THE EXERCISE:
Narrow the data below down to the lines containing "xlabel".

** START GIVEN DATA **

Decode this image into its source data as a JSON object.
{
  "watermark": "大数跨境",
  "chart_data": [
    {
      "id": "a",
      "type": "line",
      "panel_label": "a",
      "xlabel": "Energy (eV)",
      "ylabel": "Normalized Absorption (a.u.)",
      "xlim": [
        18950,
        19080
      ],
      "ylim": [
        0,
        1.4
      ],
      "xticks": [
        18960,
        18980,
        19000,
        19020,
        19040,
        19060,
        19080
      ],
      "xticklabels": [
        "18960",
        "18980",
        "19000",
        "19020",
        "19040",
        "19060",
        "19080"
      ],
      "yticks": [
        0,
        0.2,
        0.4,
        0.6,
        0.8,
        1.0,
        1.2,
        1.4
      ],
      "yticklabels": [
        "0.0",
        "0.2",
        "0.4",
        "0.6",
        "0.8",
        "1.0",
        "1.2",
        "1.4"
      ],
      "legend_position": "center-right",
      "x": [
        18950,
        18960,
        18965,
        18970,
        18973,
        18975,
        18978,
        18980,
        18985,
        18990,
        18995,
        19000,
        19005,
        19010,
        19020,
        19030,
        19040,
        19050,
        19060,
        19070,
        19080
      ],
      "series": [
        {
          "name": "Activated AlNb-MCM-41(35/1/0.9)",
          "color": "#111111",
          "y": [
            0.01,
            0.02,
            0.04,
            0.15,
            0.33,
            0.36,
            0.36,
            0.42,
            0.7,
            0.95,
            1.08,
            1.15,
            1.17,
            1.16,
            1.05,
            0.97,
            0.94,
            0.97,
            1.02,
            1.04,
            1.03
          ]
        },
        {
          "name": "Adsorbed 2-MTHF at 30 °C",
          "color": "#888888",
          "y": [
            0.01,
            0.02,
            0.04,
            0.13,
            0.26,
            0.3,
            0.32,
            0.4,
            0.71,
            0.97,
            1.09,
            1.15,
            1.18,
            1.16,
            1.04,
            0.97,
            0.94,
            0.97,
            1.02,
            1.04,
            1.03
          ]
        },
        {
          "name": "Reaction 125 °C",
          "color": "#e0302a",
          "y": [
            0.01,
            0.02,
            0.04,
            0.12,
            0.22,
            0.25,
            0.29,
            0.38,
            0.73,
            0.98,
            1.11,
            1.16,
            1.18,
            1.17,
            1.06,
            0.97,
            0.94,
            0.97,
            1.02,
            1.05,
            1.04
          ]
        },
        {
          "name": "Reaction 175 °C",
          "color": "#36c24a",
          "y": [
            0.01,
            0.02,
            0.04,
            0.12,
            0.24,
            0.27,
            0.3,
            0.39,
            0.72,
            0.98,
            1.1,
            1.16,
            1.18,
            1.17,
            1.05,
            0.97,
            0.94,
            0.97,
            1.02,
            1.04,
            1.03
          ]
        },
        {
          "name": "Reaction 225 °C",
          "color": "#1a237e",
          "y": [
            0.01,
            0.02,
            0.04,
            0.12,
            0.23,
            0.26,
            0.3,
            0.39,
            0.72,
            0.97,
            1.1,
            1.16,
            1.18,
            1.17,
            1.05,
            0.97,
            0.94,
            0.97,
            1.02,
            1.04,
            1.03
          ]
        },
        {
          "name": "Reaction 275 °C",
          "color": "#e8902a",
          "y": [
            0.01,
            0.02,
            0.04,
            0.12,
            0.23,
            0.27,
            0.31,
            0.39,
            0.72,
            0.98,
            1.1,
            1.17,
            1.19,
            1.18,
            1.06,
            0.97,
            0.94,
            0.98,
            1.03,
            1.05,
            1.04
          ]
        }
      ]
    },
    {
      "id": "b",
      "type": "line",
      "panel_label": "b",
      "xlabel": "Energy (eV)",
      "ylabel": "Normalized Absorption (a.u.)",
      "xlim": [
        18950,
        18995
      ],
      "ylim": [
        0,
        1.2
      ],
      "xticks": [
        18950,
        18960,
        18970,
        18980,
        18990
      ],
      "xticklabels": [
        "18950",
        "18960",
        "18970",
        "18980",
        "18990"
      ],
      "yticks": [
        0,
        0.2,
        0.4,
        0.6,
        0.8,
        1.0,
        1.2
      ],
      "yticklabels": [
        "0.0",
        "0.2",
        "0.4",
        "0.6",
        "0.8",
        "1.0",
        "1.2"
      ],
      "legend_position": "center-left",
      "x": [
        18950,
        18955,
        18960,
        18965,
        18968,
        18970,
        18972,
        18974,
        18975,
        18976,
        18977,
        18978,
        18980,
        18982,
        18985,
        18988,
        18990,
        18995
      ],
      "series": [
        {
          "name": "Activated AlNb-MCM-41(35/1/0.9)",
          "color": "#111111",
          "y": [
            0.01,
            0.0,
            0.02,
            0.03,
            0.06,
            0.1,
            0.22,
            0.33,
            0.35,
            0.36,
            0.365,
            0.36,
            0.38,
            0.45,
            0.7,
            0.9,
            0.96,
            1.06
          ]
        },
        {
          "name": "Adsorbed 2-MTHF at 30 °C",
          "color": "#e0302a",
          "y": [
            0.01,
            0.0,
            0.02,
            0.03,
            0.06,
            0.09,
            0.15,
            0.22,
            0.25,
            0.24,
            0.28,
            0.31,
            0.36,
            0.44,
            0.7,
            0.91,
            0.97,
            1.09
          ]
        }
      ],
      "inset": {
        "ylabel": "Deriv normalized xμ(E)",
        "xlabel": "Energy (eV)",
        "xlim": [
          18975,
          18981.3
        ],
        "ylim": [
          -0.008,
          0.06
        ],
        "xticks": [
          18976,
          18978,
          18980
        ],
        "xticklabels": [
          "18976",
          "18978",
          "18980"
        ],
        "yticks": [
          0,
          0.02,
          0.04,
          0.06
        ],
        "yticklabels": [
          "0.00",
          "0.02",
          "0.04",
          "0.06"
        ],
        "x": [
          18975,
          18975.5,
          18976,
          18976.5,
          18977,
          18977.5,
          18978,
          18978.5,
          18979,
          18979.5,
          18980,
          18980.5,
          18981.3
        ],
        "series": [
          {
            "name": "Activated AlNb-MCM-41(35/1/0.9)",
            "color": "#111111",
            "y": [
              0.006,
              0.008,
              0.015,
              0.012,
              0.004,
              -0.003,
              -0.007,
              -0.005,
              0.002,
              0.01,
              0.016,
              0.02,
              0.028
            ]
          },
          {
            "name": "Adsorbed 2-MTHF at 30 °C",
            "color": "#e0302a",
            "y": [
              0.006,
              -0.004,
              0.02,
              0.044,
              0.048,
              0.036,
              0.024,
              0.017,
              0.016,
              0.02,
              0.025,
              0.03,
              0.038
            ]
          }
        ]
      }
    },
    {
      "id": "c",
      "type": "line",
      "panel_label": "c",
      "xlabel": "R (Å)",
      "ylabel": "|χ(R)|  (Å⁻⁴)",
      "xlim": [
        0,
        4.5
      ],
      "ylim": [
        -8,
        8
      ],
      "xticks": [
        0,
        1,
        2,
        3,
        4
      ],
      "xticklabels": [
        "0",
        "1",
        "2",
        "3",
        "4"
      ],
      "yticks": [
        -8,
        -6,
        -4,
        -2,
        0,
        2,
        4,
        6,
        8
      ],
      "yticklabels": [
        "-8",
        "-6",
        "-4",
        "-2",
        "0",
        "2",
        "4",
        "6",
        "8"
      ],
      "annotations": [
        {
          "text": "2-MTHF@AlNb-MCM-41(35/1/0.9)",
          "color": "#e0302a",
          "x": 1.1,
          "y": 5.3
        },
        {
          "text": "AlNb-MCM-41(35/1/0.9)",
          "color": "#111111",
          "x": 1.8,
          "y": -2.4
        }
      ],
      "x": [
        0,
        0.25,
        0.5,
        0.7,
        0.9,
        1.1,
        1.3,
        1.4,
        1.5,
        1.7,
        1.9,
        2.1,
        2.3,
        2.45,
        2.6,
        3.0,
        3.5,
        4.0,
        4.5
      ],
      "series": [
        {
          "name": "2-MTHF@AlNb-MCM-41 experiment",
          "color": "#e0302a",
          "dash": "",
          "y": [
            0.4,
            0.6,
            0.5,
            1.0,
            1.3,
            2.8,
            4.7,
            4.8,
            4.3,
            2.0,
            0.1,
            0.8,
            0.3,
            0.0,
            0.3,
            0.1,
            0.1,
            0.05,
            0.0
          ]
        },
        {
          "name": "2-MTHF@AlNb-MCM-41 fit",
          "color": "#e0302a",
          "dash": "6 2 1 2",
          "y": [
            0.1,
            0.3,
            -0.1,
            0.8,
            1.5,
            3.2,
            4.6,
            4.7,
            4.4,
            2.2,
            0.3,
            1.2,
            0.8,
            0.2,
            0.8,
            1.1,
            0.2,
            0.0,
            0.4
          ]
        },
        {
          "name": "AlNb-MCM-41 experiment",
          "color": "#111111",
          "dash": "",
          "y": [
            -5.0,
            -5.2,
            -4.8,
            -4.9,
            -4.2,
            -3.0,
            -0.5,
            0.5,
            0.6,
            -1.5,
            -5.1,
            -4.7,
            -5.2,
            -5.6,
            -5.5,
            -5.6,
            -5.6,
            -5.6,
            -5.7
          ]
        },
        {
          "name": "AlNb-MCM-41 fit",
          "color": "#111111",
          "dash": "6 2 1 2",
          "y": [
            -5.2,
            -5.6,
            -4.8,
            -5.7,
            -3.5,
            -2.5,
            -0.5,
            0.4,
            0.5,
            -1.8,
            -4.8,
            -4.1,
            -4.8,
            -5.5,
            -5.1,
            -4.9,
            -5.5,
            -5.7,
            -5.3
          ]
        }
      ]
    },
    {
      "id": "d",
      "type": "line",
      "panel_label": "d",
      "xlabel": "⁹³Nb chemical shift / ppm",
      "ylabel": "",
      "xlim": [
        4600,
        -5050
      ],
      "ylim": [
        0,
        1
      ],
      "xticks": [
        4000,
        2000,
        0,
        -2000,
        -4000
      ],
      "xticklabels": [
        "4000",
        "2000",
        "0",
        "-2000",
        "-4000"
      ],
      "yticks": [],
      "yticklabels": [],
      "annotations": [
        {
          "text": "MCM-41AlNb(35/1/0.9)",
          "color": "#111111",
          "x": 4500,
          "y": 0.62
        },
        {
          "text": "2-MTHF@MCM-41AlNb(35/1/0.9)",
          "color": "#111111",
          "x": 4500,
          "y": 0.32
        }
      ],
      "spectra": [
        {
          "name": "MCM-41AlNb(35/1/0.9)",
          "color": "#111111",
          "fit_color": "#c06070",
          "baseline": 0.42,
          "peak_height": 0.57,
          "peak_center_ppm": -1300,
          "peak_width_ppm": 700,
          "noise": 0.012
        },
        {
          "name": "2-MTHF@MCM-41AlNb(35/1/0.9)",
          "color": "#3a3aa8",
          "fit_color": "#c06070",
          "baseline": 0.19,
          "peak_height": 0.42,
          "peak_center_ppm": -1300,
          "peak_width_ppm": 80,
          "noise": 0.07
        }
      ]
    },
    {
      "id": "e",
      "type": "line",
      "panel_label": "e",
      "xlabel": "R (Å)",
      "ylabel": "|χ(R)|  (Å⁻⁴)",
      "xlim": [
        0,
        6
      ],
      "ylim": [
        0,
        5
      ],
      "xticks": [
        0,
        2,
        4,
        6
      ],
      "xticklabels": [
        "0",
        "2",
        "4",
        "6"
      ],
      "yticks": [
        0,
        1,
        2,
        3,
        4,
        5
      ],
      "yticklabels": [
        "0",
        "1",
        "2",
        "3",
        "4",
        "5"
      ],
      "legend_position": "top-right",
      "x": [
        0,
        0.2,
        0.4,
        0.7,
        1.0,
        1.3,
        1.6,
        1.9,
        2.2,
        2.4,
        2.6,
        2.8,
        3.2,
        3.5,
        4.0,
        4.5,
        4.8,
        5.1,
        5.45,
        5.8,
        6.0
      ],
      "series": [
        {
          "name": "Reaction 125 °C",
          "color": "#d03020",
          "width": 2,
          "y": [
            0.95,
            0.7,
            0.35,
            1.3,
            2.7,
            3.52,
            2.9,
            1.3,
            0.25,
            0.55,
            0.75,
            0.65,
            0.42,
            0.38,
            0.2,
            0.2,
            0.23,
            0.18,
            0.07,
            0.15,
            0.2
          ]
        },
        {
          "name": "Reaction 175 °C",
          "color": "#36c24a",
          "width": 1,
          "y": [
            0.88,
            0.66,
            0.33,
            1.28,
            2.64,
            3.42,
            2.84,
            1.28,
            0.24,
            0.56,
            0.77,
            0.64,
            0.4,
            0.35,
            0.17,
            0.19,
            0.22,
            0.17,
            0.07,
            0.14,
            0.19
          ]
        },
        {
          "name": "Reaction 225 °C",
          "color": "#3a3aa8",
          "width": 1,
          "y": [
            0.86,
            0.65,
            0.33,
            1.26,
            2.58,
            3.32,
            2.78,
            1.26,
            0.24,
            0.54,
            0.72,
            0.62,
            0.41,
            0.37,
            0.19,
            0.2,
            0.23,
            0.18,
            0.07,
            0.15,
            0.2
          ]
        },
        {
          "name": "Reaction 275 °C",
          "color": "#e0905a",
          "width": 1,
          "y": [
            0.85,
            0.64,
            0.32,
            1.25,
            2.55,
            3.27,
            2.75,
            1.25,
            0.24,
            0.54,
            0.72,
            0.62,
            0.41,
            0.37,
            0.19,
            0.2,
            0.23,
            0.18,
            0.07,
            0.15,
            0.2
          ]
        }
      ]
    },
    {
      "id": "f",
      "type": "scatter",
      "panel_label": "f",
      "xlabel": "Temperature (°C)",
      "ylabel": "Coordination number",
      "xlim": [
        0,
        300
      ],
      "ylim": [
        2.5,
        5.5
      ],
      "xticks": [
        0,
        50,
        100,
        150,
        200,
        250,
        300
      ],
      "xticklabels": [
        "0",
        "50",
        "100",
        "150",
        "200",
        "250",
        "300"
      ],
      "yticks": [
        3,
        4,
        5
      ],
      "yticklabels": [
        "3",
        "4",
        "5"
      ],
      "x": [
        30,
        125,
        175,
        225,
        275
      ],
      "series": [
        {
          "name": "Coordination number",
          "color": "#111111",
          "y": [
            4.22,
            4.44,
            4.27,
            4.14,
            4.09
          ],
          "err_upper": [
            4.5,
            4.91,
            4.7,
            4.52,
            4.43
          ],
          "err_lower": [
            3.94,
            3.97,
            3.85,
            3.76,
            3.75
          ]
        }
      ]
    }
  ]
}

** END GIVEN DATA **

CORRECT ANSWER:
      "xlabel": "Energy (eV)",
      "xlabel": "Energy (eV)",
        "xlabel": "Energy (eV)",
      "xlabel": "R (Å)",
      "xlabel": "⁹³Nb chemical shift / ppm",
      "xlabel": "R (Å)",
      "xlabel": "Temperature (°C)",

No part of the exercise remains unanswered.